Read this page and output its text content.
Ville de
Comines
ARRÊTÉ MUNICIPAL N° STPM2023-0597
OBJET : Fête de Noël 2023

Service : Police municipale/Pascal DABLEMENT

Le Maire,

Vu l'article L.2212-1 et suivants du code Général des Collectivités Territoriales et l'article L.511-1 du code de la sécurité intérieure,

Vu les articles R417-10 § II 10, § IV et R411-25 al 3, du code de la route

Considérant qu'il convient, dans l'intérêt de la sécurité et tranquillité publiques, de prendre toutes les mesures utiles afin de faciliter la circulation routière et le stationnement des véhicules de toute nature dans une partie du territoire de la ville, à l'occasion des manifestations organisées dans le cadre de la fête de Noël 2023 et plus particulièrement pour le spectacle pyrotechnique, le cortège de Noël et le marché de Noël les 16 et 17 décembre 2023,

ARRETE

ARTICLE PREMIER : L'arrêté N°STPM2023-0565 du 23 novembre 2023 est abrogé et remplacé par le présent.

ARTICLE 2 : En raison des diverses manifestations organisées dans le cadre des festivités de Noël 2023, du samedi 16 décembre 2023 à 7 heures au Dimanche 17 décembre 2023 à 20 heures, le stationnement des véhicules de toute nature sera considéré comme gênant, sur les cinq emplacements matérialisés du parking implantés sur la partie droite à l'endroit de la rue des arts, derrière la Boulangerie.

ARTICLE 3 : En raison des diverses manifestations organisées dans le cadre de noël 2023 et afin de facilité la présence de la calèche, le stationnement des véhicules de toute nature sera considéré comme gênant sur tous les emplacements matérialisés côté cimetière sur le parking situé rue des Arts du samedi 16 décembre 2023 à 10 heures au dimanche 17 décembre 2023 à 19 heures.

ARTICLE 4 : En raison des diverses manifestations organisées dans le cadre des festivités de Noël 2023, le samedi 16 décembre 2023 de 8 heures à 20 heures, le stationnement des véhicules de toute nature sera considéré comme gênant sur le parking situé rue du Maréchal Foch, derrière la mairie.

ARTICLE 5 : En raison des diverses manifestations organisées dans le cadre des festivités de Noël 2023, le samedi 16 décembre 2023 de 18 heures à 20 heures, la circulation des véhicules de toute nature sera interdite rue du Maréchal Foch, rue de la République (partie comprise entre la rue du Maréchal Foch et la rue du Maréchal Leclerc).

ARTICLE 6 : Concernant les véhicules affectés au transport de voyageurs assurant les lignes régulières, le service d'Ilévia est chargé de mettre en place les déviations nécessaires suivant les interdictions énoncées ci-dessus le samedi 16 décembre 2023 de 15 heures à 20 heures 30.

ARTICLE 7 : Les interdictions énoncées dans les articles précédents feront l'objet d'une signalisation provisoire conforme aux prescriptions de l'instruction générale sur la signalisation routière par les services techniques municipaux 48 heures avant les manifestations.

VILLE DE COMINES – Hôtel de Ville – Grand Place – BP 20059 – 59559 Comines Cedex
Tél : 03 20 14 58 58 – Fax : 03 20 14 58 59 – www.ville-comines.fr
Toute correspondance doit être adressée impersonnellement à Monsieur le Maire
--- --- ---
Each record must be returned exactly as it is written.

WORKED ANSWER:
Read this page and output its text content.
Ville de
Comines
ARRÊTÉ MUNICIPAL N° STPM2023-0597
OBJET : Fête de Noël 2023

Service : Police municipale/Pascal DABLEMENT

Le Maire,

Vu l'article L.2212-1 et suivants du code Général des Collectivités Territoriales et l'article L.511-1 du code de la sécurité intérieure,

Vu les articles R417-10 § II 10, § IV et R411-25 al 3, du code de la route

Considérant qu'il convient, dans l'intérêt de la sécurité et tranquillité publiques, de prendre toutes les mesures utiles afin de faciliter la circulation routière et le stationnement des véhicules de toute nature dans une partie du territoire de la ville, à l'occasion des manifestations organisées dans le cadre de la fête de Noël 2023 et plus particulièrement pour le spectacle pyrotechnique, le cortège de Noël et le marché de Noël les 16 et 17 décembre 2023,

ARRETE

ARTICLE PREMIER : L'arrêté N°STPM2023-0565 du 23 novembre 2023 est abrogé et remplacé par le présent.

ARTICLE 2 : En raison des diverses manifestations organisées dans le cadre des festivités de Noël 2023, du samedi 16 décembre 2023 à 7 heures au Dimanche 17 décembre 2023 à 20 heures, le stationnement des véhicules de toute nature sera considéré comme gênant, sur les cinq emplacements matérialisés du parking implantés sur la partie droite à l'endroit de la rue des arts, derrière la Boulangerie.

ARTICLE 3 : En raison des diverses manifestations organisées dans le cadre de noël 2023 et afin de facilité la présence de la calèche, le stationnement des véhicules de toute nature sera considéré comme gênant sur tous les emplacements matérialisés côté cimetière sur le parking situé rue des Arts du samedi 16 décembre 2023 à 10 heures au dimanche 17 décembre 2023 à 19 heures.

ARTICLE 4 : En raison des diverses manifestations organisées dans le cadre des festivités de Noël 2023, le samedi 16 décembre 2023 de 8 heures à 20 heures, le stationnement des véhicules de toute nature sera considéré comme gênant sur le parking situé rue du Maréchal Foch, derrière la mairie.

ARTICLE 5 : En raison des diverses manifestations organisées dans le cadre des festivités de Noël 2023, le samedi 16 décembre 2023 de 18 heures à 20 heures, la circulation des véhicules de toute nature sera interdite rue du Maréchal Foch, rue de la République (partie comprise entre la rue du Maréchal Foch et la rue du Maréchal Leclerc).

ARTICLE 6 : Concernant les véhicules affectés au transport de voyageurs assurant les lignes régulières, le service d'Ilévia est chargé de mettre en place les déviations nécessaires suivant les interdictions énoncées ci-dessus le samedi 16 décembre 2023 de 15 heures à 20 heures 30.

ARTICLE 7 : Les interdictions énoncées dans les articles précédents feront l'objet d'une signalisation provisoire conforme aux prescriptions de l'instruction générale sur la signalisation routière par les services techniques municipaux 48 heures avant les manifestations.

VILLE DE COMINES – Hôtel de Ville – Grand Place – BP 20059 – 59559 Comines Cedex
Tél : 03 20 14 58 58 – Fax : 03 20 14 58 59 – www.ville-comines.fr
Toute correspondance doit être adressée impersonnellement à Monsieur le Maire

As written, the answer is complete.